[Records contained in a dataset]
━━━━━━━━━━

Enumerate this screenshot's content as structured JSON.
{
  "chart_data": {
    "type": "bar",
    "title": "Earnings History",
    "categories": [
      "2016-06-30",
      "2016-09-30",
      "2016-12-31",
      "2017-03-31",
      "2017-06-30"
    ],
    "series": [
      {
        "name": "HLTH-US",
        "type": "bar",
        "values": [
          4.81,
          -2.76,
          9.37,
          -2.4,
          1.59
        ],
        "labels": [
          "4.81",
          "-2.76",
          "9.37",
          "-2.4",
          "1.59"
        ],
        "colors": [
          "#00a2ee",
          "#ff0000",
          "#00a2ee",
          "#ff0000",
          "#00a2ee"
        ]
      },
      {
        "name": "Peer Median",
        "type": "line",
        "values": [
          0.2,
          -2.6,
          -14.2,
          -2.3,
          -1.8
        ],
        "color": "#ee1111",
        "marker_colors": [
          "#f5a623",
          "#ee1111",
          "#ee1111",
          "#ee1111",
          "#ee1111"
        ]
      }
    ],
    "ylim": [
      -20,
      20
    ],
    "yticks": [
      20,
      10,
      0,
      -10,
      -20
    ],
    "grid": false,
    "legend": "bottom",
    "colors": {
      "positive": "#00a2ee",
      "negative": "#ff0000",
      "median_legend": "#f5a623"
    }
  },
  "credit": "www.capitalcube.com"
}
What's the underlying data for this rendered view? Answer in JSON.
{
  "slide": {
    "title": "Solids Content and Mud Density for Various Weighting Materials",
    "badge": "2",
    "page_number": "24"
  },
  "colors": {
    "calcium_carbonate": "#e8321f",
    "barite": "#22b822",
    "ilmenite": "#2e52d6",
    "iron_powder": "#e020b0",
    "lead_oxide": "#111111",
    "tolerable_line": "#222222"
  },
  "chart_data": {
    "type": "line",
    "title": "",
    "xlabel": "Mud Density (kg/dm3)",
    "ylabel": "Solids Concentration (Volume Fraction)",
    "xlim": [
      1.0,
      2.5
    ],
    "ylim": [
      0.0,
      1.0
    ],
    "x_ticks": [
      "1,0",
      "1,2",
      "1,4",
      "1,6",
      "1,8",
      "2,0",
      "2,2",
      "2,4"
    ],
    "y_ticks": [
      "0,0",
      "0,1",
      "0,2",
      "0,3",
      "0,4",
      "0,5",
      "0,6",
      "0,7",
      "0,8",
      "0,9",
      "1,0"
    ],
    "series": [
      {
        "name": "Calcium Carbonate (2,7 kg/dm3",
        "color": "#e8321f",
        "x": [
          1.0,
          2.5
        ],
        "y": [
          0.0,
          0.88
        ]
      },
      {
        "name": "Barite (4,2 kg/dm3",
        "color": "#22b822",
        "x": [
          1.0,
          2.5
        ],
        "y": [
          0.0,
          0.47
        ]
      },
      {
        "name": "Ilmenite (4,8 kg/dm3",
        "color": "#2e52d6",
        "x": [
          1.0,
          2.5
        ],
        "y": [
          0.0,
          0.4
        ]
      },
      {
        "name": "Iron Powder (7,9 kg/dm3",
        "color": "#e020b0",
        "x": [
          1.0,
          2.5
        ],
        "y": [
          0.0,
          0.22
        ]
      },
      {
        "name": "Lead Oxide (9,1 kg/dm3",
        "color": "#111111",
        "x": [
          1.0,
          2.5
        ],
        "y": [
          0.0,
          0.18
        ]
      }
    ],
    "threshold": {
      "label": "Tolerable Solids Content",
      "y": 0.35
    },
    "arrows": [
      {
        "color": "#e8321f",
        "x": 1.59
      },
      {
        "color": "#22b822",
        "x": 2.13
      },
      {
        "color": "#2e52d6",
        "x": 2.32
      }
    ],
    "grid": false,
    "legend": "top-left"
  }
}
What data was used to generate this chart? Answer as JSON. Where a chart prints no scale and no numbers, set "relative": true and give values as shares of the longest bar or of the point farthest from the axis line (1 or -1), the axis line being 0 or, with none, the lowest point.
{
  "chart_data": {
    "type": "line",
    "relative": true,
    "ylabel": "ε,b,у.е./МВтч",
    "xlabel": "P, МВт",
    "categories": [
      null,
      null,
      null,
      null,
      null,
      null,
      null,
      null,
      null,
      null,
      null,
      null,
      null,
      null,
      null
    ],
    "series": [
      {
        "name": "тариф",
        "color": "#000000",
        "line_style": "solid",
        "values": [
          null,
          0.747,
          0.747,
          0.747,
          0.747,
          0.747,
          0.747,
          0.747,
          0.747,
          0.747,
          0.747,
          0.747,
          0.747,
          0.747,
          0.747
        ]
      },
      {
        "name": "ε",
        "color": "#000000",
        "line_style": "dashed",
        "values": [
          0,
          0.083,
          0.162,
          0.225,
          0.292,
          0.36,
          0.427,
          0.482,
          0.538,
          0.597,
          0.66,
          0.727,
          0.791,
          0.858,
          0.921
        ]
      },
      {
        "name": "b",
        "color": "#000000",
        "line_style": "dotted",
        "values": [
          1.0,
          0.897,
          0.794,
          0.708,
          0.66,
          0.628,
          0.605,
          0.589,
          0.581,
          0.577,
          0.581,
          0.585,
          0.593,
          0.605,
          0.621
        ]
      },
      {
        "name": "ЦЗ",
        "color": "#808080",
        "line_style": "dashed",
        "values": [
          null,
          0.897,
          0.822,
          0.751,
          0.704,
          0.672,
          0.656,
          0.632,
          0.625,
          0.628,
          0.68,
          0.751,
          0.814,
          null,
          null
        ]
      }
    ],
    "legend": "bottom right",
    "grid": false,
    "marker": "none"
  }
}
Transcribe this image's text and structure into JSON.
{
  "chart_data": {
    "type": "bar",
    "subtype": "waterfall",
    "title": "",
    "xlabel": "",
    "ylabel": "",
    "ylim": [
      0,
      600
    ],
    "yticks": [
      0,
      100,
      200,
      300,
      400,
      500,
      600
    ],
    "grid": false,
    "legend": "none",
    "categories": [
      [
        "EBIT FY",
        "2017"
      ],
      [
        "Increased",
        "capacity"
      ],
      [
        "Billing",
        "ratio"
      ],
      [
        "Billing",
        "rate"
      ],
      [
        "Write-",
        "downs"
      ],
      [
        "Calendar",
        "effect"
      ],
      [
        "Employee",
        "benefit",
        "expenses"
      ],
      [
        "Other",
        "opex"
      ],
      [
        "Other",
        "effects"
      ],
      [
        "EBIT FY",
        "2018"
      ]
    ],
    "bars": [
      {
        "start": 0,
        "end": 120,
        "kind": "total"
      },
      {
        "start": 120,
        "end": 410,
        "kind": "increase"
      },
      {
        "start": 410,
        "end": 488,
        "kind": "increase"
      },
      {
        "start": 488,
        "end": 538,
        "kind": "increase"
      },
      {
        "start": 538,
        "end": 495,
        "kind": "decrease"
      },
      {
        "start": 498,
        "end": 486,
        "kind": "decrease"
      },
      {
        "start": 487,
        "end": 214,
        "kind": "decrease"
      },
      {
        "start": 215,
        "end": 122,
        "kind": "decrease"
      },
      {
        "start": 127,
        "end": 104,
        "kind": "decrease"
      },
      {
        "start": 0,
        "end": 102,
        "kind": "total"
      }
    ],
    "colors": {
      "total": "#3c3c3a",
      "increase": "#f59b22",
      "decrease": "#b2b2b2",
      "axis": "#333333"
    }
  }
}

━━━━━━━━━━

What is the number of lines in the listing that include the word "relative"? Give that number and nothing else.

» **Task response**
2